• _Instructions to follow_:
Locate the lines of the listing below that hold "name", then copy each of them.
☆ ☆ ☆
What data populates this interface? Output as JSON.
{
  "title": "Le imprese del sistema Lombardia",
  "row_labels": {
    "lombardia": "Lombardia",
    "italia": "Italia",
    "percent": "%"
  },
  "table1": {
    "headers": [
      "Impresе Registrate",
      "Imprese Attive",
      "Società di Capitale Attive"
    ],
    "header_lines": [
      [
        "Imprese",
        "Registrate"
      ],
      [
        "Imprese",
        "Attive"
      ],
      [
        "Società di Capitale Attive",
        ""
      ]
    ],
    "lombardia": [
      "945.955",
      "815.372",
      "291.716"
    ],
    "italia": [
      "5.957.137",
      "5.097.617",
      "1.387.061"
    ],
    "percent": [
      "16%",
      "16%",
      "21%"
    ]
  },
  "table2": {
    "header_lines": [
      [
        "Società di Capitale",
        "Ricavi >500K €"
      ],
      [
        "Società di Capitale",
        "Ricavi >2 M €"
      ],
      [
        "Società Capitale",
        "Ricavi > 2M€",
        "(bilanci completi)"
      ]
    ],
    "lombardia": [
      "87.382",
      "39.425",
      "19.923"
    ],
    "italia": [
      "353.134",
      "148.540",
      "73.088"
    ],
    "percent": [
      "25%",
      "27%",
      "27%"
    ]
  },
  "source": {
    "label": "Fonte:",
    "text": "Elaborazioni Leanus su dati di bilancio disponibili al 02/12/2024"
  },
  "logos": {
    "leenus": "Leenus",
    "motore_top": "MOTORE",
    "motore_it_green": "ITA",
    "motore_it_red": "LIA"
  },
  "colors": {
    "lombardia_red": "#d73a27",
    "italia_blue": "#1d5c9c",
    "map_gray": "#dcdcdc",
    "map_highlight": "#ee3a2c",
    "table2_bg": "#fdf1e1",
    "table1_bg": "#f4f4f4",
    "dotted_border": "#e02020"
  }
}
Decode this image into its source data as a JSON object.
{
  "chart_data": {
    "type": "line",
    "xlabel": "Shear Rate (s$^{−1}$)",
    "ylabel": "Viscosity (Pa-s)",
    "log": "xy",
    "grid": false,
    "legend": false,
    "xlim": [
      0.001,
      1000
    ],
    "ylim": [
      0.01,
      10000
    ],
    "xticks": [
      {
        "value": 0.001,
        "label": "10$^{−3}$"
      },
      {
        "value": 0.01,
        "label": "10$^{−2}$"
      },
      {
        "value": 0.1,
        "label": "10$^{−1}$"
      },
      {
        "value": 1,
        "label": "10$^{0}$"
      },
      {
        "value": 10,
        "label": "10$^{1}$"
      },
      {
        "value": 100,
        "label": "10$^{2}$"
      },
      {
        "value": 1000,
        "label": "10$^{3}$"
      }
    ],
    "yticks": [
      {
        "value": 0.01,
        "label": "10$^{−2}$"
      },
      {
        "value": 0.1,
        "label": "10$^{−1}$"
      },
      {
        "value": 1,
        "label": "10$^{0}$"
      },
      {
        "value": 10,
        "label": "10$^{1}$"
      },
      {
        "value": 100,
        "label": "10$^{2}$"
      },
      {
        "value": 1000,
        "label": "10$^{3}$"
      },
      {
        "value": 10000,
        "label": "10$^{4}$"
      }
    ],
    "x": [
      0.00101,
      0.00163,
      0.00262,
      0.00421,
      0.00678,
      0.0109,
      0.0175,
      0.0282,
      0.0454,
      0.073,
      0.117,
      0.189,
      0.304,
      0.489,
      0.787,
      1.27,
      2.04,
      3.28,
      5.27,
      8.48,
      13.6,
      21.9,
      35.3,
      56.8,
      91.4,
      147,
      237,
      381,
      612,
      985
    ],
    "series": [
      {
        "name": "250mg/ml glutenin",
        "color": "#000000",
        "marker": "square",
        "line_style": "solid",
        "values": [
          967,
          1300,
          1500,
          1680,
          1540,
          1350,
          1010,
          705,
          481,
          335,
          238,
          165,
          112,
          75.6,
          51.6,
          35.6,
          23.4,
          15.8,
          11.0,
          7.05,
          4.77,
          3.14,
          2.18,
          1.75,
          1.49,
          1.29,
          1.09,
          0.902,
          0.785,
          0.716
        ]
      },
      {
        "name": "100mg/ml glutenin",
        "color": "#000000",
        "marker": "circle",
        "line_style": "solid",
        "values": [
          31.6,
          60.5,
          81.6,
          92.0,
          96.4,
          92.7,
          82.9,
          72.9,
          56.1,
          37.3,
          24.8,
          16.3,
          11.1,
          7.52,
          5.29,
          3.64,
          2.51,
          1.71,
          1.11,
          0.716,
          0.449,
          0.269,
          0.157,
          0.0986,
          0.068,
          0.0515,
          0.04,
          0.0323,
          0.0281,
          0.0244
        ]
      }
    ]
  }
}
☆ ☆ ☆
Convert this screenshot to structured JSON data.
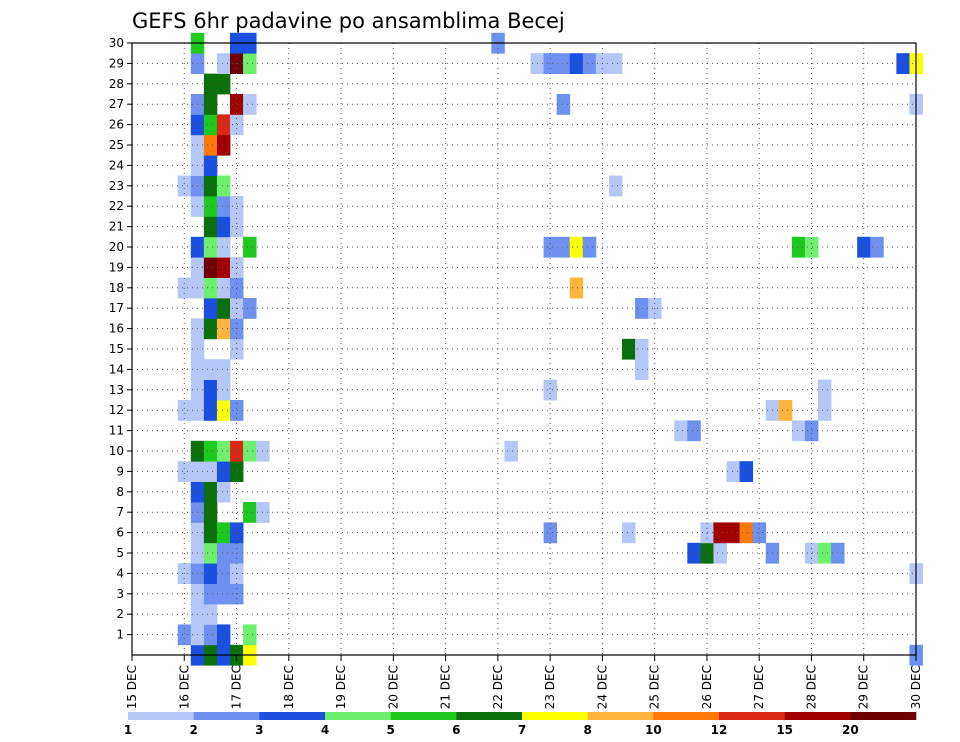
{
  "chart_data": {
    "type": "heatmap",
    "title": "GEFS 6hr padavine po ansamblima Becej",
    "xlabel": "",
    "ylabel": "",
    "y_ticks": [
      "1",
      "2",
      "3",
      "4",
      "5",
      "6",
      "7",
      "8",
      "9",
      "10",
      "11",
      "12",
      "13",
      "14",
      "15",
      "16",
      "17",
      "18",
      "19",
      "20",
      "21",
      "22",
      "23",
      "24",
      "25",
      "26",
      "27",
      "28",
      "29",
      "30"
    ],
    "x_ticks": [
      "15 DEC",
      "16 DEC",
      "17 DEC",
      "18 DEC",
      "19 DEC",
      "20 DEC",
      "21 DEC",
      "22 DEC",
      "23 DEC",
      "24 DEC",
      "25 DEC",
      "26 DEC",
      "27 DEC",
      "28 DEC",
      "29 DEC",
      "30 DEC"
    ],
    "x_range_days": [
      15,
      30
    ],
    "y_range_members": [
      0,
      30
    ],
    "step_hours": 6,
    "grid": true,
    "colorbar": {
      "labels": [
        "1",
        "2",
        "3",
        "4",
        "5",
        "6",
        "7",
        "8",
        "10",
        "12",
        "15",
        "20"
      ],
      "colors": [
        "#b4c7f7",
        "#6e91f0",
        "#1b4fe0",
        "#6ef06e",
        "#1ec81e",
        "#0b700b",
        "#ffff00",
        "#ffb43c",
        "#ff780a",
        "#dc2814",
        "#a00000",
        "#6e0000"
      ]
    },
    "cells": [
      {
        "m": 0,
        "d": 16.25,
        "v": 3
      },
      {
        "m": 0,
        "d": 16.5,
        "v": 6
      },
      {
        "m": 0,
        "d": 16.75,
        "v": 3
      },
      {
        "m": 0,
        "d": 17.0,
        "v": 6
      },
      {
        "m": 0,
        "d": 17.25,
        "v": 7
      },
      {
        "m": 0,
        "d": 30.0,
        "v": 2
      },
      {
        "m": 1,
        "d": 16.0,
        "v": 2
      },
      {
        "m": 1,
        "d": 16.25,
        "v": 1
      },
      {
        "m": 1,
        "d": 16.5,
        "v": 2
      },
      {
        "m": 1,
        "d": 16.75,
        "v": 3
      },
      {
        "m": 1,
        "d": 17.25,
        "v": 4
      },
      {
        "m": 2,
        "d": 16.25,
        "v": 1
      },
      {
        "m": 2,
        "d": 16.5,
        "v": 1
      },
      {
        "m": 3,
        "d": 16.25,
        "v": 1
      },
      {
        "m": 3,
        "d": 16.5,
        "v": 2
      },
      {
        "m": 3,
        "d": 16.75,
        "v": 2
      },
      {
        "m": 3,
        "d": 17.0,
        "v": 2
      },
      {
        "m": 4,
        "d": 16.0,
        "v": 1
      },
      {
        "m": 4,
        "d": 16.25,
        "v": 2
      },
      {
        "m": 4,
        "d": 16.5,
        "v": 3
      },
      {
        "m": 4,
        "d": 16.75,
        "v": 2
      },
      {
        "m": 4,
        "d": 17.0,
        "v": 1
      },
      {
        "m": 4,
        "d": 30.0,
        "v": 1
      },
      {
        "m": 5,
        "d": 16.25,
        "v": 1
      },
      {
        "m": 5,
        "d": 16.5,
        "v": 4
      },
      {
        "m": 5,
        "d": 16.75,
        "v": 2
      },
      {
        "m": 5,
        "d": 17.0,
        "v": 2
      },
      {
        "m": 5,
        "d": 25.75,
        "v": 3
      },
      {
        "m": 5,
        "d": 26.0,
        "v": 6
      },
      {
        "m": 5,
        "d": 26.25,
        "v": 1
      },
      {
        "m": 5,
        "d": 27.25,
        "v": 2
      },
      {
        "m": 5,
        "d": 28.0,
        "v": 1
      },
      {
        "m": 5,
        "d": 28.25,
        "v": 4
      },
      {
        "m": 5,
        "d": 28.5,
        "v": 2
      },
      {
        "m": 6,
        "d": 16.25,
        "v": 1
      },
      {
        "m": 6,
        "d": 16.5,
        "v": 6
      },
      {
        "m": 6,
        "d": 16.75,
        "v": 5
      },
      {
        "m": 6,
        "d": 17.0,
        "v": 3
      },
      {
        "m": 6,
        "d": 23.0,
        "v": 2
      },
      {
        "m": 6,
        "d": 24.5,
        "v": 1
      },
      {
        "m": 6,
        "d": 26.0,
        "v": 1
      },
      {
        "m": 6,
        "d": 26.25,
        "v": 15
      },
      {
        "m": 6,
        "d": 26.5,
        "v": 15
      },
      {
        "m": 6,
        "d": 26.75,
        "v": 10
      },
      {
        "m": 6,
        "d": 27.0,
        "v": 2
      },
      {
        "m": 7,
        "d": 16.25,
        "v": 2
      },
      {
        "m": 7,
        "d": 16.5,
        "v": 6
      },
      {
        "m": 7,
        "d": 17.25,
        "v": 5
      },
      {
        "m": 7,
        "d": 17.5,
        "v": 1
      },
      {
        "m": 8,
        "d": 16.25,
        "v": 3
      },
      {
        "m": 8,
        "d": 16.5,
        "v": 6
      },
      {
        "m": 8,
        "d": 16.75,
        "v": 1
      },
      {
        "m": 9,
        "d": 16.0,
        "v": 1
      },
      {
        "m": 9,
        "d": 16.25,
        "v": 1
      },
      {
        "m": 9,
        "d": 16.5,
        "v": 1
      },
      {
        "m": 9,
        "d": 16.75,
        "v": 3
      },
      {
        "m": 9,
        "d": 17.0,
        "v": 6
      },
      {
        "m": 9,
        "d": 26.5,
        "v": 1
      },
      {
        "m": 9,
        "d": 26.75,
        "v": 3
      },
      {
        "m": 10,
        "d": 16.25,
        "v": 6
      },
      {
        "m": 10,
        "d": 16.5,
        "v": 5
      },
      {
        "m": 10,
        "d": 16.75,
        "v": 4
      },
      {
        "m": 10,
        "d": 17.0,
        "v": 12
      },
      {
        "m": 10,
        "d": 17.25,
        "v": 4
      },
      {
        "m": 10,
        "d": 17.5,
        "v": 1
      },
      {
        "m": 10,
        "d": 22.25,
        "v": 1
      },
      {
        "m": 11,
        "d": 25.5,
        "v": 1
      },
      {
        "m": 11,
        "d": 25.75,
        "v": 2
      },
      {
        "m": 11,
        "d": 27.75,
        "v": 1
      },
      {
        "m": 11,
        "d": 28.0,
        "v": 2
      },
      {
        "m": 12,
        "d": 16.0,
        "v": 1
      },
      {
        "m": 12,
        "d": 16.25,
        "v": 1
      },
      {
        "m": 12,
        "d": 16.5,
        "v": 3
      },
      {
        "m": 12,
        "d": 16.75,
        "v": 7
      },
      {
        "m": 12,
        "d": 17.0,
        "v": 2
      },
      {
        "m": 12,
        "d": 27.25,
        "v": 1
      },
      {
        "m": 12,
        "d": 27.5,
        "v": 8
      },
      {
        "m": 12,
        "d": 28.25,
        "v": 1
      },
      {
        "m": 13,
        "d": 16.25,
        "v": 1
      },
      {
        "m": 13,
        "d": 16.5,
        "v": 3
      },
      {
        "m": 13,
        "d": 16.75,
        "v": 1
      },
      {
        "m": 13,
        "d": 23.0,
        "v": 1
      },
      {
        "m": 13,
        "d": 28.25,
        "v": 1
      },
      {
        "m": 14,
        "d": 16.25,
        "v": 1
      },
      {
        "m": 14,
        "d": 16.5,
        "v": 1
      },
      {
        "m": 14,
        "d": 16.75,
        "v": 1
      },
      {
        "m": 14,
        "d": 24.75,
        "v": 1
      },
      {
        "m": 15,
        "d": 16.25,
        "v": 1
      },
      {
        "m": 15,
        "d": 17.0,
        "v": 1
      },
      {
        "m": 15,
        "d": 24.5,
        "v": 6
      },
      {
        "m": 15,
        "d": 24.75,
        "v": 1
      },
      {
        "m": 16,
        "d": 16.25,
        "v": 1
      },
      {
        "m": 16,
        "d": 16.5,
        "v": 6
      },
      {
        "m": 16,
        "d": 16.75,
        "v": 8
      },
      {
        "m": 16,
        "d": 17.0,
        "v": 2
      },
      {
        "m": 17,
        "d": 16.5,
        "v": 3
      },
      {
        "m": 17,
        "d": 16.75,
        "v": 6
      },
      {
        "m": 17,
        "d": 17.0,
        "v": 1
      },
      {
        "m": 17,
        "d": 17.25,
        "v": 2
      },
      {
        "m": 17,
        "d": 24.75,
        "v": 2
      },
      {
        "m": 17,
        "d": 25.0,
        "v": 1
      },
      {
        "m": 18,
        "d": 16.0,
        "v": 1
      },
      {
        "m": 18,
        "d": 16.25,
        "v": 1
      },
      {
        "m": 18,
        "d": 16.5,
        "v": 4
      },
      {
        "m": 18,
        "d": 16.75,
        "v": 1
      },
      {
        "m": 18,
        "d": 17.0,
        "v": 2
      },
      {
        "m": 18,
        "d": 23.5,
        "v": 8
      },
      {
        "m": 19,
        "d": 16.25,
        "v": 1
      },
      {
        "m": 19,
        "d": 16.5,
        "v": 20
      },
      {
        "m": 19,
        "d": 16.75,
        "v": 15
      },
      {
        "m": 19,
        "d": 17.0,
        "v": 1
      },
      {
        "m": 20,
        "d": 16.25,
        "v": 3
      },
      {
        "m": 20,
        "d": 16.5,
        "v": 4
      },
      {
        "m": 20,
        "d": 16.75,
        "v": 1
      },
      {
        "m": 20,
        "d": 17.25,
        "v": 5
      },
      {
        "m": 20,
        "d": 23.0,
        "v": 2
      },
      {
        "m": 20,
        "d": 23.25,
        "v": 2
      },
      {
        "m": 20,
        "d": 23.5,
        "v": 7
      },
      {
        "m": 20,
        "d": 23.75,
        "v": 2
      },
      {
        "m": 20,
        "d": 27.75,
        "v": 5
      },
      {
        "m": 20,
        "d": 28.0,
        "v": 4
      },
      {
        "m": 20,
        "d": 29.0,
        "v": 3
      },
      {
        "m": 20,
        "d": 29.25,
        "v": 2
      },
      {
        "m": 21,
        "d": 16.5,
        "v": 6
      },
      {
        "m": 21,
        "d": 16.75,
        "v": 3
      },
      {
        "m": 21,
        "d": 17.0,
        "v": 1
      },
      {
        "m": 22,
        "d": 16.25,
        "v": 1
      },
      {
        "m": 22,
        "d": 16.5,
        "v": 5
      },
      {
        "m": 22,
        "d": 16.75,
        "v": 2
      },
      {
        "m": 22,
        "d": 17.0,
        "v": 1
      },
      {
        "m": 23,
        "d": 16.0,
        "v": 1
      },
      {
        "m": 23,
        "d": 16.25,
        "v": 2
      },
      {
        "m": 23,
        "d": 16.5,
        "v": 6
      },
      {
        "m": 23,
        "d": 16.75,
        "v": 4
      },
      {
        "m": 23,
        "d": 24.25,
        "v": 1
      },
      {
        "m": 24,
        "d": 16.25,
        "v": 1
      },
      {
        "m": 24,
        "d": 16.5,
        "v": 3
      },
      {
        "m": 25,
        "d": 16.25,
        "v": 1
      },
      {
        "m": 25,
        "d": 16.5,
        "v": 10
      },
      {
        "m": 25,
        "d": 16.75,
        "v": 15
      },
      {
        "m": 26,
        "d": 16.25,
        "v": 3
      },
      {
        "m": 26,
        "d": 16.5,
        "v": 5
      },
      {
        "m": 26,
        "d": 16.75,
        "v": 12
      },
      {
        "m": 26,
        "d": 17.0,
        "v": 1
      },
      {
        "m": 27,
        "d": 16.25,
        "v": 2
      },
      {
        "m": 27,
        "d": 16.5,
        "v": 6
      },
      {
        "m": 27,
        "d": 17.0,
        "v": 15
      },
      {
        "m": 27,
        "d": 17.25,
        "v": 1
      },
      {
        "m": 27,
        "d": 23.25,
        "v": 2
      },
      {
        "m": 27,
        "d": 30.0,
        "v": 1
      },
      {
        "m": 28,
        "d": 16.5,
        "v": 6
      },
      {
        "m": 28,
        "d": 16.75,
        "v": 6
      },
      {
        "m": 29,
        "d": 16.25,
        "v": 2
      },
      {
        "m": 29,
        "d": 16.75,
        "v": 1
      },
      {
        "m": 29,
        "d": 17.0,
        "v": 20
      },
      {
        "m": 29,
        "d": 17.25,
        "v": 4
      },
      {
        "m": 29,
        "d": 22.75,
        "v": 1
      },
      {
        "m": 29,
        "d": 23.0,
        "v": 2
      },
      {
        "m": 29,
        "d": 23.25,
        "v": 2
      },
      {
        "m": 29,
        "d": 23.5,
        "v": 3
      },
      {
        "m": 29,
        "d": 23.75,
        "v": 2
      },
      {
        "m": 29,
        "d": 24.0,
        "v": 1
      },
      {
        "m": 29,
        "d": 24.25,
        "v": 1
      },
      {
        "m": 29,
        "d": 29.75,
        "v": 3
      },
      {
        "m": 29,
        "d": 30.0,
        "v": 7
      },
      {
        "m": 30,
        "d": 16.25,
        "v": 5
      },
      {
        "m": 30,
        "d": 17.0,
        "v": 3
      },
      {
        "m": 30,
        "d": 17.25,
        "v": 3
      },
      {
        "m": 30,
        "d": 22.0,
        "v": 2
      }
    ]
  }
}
☆ ☆ ☆
• _Result of the exercise_:
        "name": "250mg/ml glutenin",
        "name": "100mg/ml glutenin",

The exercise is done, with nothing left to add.